◆ WHAT NEEDS TO BE DONE: Scan the entries below for the word "among". Copy each line that has it.

◆ DATASET EXTRACT:
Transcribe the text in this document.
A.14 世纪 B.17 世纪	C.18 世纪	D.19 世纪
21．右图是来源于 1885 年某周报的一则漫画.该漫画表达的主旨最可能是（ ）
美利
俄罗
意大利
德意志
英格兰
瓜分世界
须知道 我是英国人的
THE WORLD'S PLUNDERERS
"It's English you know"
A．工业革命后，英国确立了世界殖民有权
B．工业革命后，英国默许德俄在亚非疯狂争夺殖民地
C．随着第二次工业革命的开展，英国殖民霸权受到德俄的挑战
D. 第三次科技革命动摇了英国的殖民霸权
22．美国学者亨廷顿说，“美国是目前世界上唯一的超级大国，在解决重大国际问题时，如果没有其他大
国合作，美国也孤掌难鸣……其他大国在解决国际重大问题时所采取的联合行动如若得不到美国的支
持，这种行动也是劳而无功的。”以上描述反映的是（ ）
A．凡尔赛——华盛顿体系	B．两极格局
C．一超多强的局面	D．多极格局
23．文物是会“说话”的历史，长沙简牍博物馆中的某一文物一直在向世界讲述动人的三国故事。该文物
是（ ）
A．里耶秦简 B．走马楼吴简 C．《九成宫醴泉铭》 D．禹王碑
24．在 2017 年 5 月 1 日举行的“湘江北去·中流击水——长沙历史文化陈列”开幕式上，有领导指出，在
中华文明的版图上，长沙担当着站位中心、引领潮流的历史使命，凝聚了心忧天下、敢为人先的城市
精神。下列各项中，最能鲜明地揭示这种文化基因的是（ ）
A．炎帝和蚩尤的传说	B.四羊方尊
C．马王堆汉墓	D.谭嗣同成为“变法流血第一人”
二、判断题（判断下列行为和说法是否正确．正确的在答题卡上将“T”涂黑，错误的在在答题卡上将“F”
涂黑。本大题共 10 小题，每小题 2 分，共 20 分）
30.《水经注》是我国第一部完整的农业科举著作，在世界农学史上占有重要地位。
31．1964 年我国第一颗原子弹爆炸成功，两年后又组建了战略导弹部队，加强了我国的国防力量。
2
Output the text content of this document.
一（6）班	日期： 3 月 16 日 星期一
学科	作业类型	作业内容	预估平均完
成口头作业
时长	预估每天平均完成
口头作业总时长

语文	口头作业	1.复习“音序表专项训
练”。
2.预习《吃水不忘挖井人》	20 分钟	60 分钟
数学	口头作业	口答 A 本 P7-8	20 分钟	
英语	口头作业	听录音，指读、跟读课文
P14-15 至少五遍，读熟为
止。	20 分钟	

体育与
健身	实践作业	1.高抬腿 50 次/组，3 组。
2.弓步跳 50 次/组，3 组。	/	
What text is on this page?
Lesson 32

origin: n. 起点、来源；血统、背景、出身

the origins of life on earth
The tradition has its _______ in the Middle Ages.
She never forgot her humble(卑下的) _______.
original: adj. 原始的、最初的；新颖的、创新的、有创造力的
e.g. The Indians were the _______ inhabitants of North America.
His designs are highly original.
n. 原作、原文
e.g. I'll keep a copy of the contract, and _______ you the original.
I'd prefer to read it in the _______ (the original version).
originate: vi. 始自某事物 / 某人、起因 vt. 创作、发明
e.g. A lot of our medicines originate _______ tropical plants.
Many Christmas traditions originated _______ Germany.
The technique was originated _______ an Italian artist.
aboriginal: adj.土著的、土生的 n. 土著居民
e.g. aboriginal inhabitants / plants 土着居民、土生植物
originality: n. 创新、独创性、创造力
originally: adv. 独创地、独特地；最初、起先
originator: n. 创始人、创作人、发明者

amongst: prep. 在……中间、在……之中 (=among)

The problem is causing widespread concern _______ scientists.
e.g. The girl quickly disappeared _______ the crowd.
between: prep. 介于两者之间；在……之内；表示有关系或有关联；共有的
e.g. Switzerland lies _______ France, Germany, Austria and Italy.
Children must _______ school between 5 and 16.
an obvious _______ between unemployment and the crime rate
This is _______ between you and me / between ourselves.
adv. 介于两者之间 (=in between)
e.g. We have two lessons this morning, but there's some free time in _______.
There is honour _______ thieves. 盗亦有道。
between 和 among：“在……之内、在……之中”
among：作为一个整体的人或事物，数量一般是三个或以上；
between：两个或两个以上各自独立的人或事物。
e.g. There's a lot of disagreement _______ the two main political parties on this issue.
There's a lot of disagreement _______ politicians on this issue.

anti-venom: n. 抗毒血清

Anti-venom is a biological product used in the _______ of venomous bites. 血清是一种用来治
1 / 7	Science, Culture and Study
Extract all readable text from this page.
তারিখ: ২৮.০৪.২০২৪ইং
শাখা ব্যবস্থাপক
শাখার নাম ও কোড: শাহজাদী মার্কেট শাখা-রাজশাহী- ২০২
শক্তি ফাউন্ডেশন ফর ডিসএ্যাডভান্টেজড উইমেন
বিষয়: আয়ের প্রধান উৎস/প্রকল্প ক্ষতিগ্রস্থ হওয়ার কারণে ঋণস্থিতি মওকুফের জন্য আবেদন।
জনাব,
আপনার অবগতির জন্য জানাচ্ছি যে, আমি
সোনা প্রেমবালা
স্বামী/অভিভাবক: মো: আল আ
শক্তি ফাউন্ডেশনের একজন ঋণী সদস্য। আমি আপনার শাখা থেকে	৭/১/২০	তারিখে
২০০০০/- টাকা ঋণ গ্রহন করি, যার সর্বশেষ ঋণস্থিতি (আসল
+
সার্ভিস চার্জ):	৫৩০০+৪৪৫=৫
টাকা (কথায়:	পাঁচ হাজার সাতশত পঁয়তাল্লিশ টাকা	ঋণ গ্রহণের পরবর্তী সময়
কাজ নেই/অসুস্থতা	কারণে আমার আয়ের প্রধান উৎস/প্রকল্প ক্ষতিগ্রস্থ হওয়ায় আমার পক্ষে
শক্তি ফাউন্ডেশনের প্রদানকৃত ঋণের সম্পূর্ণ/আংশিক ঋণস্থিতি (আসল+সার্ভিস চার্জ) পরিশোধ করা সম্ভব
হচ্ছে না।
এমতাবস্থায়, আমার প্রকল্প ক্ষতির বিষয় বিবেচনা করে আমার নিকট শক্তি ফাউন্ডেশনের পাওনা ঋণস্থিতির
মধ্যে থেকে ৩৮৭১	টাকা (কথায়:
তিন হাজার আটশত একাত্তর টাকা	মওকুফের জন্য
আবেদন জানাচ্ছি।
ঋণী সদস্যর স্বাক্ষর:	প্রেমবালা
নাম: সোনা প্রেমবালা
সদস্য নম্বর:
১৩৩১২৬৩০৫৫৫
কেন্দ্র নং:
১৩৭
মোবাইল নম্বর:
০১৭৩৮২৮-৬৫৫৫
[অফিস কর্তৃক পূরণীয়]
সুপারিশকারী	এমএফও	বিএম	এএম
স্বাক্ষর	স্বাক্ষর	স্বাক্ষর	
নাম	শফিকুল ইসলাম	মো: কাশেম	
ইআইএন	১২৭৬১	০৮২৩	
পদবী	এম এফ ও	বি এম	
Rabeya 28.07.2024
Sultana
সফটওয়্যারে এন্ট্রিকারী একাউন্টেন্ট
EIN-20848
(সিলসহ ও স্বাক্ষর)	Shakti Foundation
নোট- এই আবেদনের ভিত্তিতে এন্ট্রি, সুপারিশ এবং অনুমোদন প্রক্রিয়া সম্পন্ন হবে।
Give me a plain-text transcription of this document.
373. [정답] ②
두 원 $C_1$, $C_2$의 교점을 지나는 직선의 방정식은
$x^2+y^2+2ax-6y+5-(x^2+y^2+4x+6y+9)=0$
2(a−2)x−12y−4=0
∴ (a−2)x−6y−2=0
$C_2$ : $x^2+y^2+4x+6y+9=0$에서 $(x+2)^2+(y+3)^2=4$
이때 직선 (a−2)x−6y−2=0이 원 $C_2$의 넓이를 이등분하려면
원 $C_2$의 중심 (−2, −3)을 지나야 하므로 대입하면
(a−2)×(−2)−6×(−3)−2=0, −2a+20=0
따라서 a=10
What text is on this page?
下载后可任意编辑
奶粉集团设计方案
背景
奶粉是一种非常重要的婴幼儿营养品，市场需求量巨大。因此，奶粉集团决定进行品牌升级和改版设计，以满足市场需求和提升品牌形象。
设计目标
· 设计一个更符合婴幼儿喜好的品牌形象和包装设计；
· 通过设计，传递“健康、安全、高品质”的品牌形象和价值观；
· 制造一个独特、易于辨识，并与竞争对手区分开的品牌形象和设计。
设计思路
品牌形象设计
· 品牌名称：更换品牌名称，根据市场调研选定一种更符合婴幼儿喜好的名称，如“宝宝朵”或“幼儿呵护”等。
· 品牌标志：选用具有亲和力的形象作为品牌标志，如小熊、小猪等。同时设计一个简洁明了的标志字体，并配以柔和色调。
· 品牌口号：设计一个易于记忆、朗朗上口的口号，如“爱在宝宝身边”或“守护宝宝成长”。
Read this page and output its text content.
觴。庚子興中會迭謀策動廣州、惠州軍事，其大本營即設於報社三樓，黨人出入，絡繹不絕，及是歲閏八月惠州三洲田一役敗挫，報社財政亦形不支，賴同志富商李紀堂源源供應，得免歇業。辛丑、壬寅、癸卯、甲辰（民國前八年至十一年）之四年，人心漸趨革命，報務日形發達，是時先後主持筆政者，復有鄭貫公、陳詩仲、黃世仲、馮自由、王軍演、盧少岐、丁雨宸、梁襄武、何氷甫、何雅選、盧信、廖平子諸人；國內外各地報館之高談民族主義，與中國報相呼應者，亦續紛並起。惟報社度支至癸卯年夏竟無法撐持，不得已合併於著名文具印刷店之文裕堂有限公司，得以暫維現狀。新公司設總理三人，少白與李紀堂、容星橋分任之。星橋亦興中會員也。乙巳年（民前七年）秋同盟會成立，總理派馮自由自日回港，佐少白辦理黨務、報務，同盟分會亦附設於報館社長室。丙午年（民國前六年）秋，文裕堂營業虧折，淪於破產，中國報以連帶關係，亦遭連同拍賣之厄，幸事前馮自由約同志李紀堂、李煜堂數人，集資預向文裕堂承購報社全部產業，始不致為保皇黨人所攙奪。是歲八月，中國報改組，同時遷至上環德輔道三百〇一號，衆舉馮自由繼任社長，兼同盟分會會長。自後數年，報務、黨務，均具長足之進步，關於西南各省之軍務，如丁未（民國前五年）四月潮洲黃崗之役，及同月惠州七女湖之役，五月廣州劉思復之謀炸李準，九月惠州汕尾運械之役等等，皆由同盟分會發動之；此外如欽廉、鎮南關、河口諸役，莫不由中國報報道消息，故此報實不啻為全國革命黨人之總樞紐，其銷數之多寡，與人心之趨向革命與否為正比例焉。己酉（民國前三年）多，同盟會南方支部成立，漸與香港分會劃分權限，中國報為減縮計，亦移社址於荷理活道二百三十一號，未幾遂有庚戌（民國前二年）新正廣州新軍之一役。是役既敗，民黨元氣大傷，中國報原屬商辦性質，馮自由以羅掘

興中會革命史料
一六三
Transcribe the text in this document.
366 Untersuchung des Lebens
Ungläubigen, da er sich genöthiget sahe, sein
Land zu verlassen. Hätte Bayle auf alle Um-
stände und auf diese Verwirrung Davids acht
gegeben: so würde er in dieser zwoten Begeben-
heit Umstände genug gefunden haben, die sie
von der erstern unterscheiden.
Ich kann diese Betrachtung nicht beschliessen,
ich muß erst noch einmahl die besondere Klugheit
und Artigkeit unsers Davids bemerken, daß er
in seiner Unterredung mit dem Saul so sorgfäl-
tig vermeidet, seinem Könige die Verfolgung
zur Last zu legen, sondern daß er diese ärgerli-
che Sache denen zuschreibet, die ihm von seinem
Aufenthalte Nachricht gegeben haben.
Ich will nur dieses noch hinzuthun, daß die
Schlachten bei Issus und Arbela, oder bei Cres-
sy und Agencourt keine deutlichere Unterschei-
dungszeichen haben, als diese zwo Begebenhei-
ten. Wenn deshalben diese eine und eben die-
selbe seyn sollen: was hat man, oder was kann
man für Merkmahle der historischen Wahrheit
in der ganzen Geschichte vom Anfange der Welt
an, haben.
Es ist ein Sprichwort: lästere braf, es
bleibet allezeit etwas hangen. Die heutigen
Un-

◆ FULL SOLUTION:
amongst: prep. 在……中间、在……之中 (=among)
between 和 among：“在……之内、在……之中”
among：作为一个整体的人或事物，数量一般是三个或以上；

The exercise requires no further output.